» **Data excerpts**
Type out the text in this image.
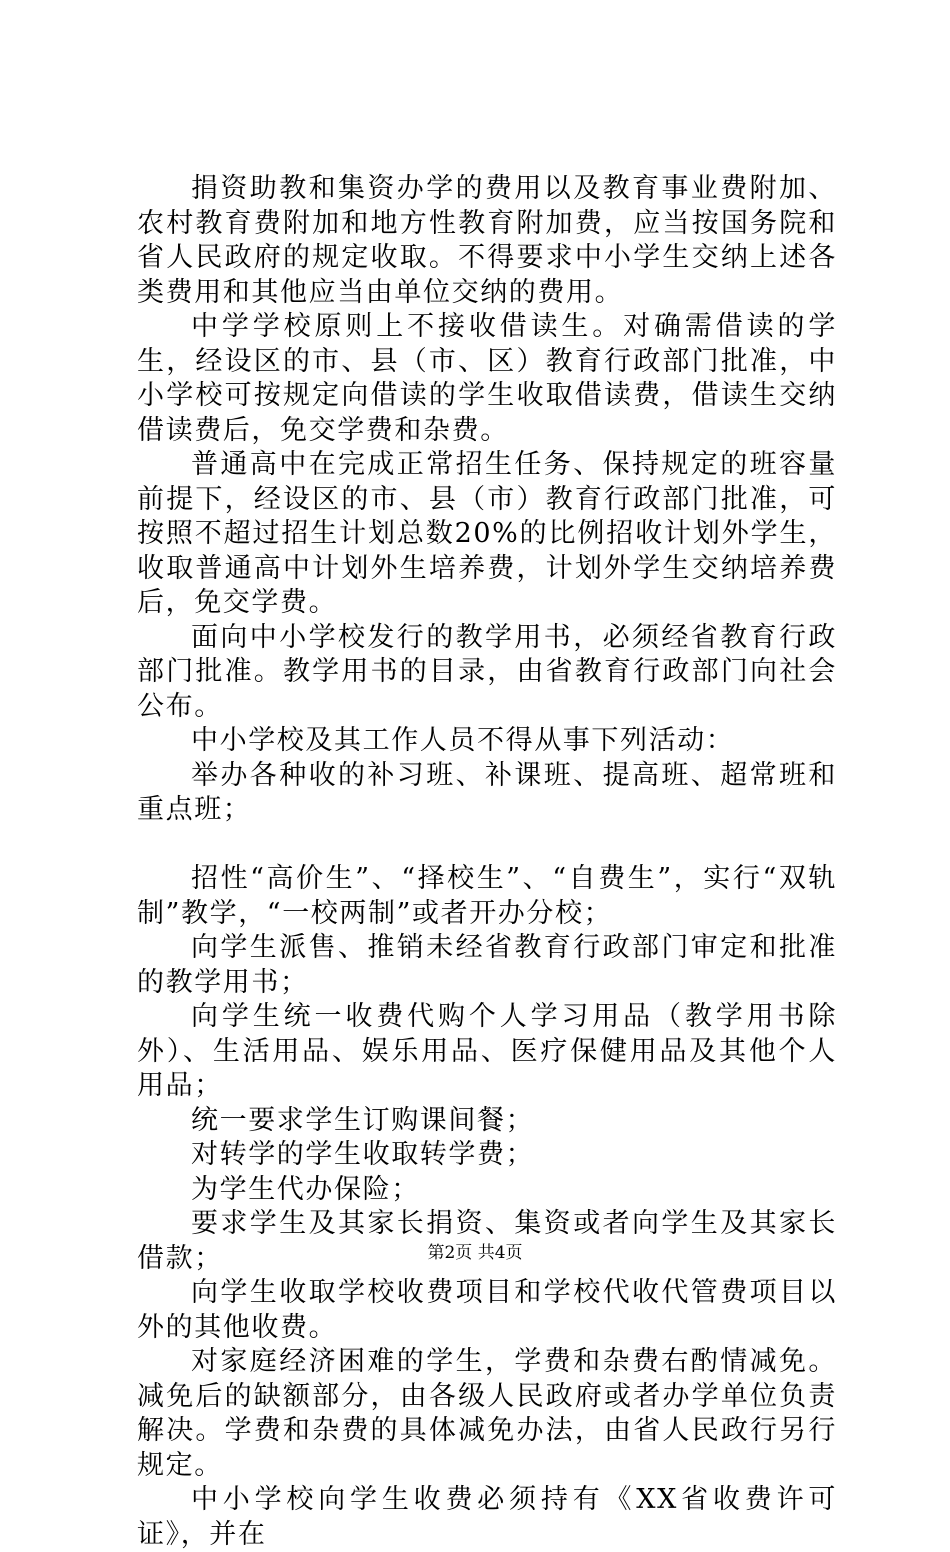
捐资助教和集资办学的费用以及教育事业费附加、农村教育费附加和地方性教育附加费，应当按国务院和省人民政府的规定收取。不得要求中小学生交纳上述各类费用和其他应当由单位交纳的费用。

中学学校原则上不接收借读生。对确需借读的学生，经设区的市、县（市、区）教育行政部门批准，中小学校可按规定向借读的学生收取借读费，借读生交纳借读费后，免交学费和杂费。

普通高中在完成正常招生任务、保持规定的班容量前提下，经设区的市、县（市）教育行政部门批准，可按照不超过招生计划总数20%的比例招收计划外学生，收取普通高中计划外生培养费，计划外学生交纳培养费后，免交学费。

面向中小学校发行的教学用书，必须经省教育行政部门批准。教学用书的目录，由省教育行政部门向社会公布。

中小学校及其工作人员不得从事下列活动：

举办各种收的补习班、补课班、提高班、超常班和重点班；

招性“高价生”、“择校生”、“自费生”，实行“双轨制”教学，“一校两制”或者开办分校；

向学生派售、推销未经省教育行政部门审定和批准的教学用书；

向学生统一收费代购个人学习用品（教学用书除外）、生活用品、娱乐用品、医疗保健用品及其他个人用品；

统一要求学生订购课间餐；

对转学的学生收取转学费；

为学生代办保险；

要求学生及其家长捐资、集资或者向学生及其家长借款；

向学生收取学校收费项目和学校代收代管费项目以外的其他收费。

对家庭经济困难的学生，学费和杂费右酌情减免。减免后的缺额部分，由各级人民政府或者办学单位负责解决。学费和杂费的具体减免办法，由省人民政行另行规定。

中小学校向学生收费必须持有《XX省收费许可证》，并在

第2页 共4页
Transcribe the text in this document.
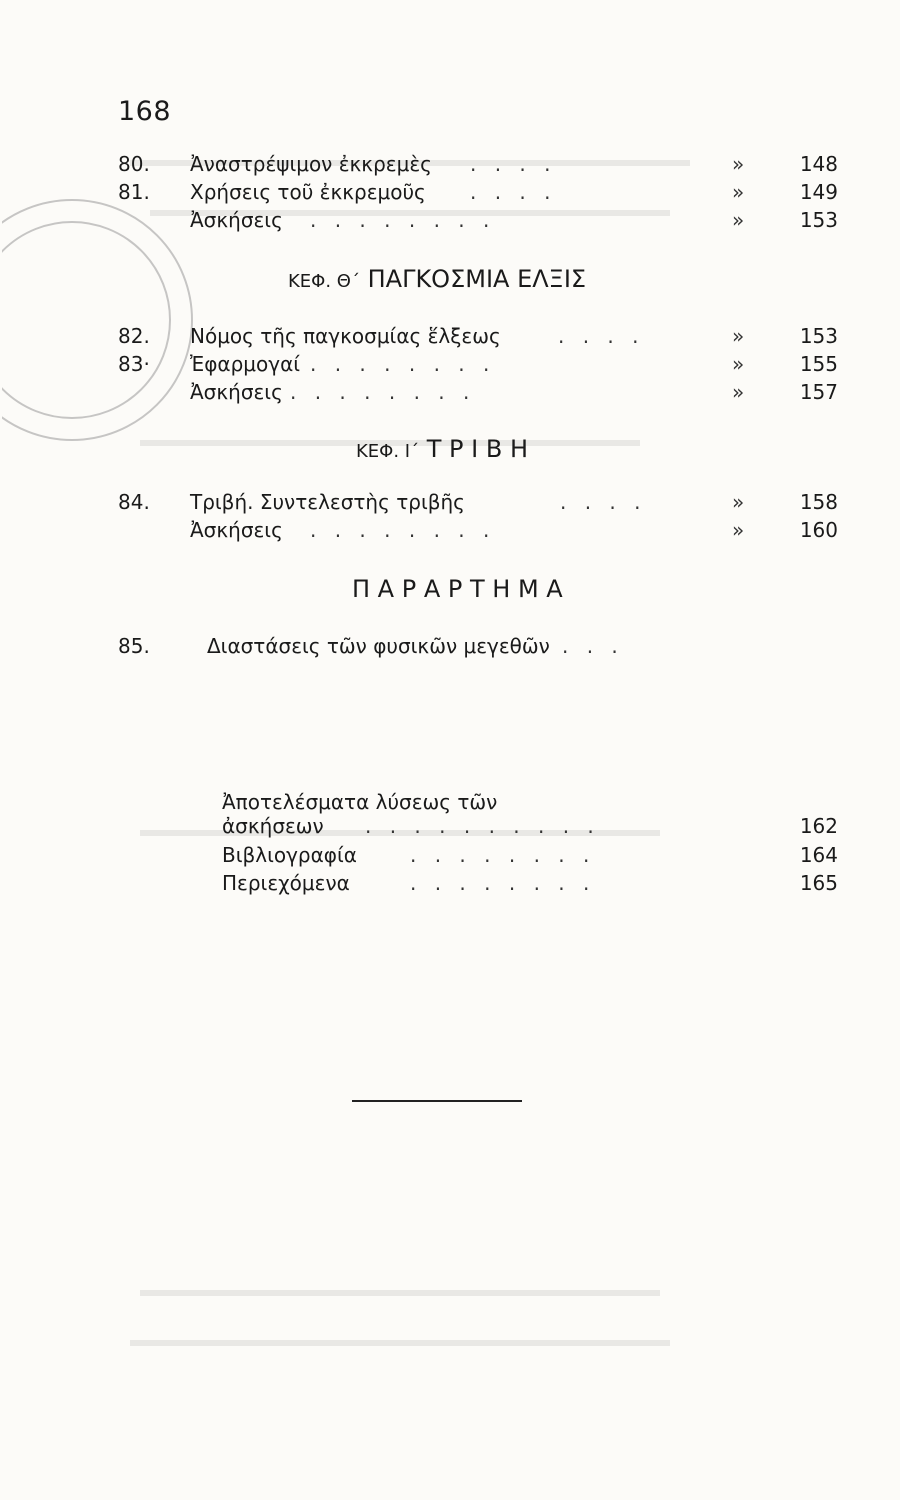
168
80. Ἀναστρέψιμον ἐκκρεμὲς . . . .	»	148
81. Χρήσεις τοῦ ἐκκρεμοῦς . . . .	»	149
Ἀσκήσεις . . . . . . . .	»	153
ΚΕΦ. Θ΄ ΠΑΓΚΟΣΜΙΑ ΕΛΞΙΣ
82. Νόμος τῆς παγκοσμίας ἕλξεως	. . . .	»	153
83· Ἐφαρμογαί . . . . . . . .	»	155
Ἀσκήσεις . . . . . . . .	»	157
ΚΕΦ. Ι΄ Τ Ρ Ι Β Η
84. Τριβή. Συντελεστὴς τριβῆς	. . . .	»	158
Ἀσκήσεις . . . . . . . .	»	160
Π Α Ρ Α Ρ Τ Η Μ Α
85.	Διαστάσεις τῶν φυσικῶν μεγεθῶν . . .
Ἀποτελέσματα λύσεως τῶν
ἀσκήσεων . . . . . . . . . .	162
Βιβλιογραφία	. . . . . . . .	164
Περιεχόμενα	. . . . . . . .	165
...
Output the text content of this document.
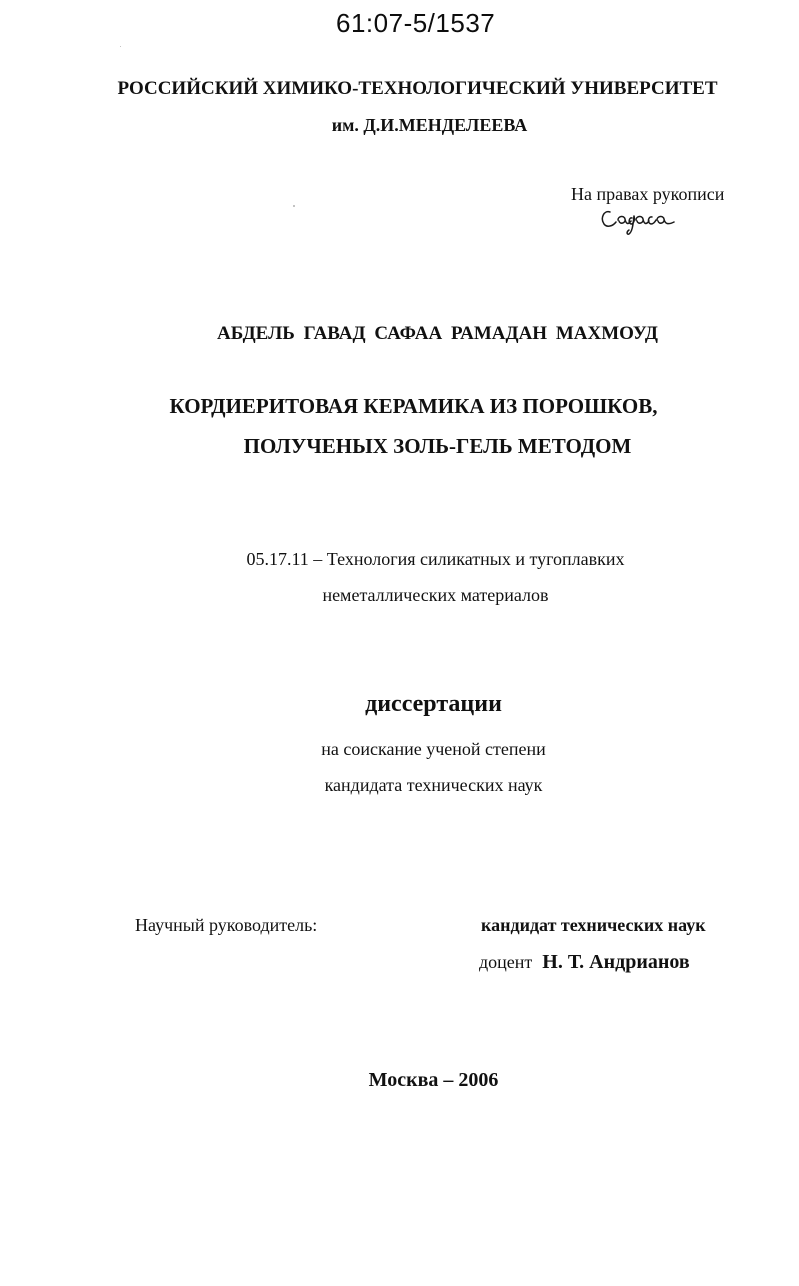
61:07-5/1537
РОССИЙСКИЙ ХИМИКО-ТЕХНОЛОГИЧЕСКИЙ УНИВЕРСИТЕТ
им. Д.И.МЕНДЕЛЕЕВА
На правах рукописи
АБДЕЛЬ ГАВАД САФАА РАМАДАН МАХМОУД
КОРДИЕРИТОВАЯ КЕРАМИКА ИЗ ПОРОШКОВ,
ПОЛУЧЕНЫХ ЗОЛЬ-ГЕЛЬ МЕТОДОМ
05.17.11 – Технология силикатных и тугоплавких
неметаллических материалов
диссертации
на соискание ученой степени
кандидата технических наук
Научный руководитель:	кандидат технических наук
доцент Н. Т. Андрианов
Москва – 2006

» **What is being asked**
Read the entries and show each line that mentions "this".

» **The completed task**
Type out the text in this image.
Transcribe the text in this document.
Output the text content of this document.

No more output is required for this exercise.